Data provided.
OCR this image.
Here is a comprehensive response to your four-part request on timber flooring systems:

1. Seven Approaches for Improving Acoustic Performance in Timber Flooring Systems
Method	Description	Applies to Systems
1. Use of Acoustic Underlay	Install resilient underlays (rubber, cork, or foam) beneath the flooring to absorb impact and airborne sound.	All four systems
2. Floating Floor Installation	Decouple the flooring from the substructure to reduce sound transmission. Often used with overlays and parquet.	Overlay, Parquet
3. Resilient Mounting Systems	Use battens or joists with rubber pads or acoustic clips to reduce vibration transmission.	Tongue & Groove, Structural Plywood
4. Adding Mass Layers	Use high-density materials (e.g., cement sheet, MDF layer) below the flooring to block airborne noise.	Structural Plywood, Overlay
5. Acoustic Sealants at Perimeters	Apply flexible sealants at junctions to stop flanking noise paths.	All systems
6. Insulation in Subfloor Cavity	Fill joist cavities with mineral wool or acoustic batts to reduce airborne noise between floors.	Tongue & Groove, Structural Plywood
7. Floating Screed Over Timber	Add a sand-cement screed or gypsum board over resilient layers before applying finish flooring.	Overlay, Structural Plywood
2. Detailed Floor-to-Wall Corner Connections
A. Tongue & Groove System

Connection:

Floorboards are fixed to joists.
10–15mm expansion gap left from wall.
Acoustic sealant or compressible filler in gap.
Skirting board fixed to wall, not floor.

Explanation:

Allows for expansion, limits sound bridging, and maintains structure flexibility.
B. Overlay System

Given task.
Show all lines above holding "Overlay".

Result for this exercise.
2. Floating Floor Installation	Decouple the flooring from the substructure to reduce sound transmission. Often used with overlays and parquet.	Overlay, Parquet
4. Adding Mass Layers	Use high-density materials (e.g., cement sheet, MDF layer) below the flooring to block airborne noise.	Structural Plywood, Overlay
7. Floating Screed Over Timber	Add a sand-cement screed or gypsum board over resilient layers before applying finish flooring.	Overlay, Structural Plywood
B. Overlay System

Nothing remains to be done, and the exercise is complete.